• [Exercise description]
Please give the listing again, word for word, with nothing left out.

(Data items)
────

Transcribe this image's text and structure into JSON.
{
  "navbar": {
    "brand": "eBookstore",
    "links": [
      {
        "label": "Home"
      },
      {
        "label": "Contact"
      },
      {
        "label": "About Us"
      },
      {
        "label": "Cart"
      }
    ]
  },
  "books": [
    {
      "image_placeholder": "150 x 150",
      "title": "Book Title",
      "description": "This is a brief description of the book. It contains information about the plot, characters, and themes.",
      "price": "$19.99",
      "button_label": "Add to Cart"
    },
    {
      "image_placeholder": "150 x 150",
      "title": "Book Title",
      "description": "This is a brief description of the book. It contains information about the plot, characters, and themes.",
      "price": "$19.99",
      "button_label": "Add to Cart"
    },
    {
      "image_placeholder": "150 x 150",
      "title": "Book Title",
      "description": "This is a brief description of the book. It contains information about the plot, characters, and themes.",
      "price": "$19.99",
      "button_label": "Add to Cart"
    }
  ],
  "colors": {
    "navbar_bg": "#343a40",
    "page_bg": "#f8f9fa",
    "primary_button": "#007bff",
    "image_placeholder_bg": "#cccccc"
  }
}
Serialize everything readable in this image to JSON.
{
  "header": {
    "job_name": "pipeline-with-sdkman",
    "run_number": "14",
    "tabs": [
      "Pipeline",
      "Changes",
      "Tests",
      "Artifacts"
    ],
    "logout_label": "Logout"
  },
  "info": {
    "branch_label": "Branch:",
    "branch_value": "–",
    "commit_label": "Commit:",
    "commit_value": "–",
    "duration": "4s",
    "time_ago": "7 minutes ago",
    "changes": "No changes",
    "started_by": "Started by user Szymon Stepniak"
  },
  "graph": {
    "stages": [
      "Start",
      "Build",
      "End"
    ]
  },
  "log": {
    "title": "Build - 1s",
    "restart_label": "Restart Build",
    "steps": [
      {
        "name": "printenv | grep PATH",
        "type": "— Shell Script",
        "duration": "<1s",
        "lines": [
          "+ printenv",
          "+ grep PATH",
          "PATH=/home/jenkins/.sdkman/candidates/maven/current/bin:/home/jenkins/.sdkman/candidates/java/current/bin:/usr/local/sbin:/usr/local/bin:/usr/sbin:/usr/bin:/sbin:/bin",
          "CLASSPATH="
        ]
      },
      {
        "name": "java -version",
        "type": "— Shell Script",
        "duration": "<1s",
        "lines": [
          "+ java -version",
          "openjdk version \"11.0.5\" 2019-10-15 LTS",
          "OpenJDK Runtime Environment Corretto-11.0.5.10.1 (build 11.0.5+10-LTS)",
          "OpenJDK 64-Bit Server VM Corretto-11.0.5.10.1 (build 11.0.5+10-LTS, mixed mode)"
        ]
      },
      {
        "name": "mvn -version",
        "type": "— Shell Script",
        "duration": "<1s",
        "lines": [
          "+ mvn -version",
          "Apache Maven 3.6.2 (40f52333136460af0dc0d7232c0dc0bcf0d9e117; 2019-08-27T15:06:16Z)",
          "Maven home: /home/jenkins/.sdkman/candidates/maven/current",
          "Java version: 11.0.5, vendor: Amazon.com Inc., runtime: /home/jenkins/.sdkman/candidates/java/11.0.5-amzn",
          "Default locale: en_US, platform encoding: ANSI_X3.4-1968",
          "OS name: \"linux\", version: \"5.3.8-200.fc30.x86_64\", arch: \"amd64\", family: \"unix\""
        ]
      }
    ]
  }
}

────

• [Reply to the exercise]
Transcribe this image's text and structure into JSON.
{
  "navbar": {
    "brand": "eBookstore",
    "links": [
      {
        "label": "Home"
      },
      {
        "label": "Contact"
      },
      {
        "label": "About Us"
      },
      {
        "label": "Cart"
      }
    ]
  },
  "books": [
    {
      "image_placeholder": "150 x 150",
      "title": "Book Title",
      "description": "This is a brief description of the book. It contains information about the plot, characters, and themes.",
      "price": "$19.99",
      "button_label": "Add to Cart"
    },
    {
      "image_placeholder": "150 x 150",
      "title": "Book Title",
      "description": "This is a brief description of the book. It contains information about the plot, characters, and themes.",
      "price": "$19.99",
      "button_label": "Add to Cart"
    },
    {
      "image_placeholder": "150 x 150",
      "title": "Book Title",
      "description": "This is a brief description of the book. It contains information about the plot, characters, and themes.",
      "price": "$19.99",
      "button_label": "Add to Cart"
    }
  ],
  "colors": {
    "navbar_bg": "#343a40",
    "page_bg": "#f8f9fa",
    "primary_button": "#007bff",
    "image_placeholder_bg": "#cccccc"
  }
}
Serialize everything readable in this image to JSON.
{
  "header": {
    "job_name": "pipeline-with-sdkman",
    "run_number": "14",
    "tabs": [
      "Pipeline",
      "Changes",
      "Tests",
      "Artifacts"
    ],
    "logout_label": "Logout"
  },
  "info": {
    "branch_label": "Branch:",
    "branch_value": "–",
    "commit_label": "Commit:",
    "commit_value": "–",
    "duration": "4s",
    "time_ago": "7 minutes ago",
    "changes": "No changes",
    "started_by": "Started by user Szymon Stepniak"
  },
  "graph": {
    "stages": [
      "Start",
      "Build",
      "End"
    ]
  },
  "log": {
    "title": "Build - 1s",
    "restart_label": "Restart Build",
    "steps": [
      {
        "name": "printenv | grep PATH",
        "type": "— Shell Script",
        "duration": "<1s",
        "lines": [
          "+ printenv",
          "+ grep PATH",
          "PATH=/home/jenkins/.sdkman/candidates/maven/current/bin:/home/jenkins/.sdkman/candidates/java/current/bin:/usr/local/sbin:/usr/local/bin:/usr/sbin:/usr/bin:/sbin:/bin",
          "CLASSPATH="
        ]
      },
      {
        "name": "java -version",
        "type": "— Shell Script",
        "duration": "<1s",
        "lines": [
          "+ java -version",
          "openjdk version \"11.0.5\" 2019-10-15 LTS",
          "OpenJDK Runtime Environment Corretto-11.0.5.10.1 (build 11.0.5+10-LTS)",
          "OpenJDK 64-Bit Server VM Corretto-11.0.5.10.1 (build 11.0.5+10-LTS, mixed mode)"
        ]
      },
      {
        "name": "mvn -version",
        "type": "— Shell Script",
        "duration": "<1s",
        "lines": [
          "+ mvn -version",
          "Apache Maven 3.6.2 (40f52333136460af0dc0d7232c0dc0bcf0d9e117; 2019-08-27T15:06:16Z)",
          "Maven home: /home/jenkins/.sdkman/candidates/maven/current",
          "Java version: 11.0.5, vendor: Amazon.com Inc., runtime: /home/jenkins/.sdkman/candidates/java/11.0.5-amzn",
          "Default locale: en_US, platform encoding: ANSI_X3.4-1968",
          "OS name: \"linux\", version: \"5.3.8-200.fc30.x86_64\", arch: \"amd64\", family: \"unix\""
        ]
      }
    ]
  }
}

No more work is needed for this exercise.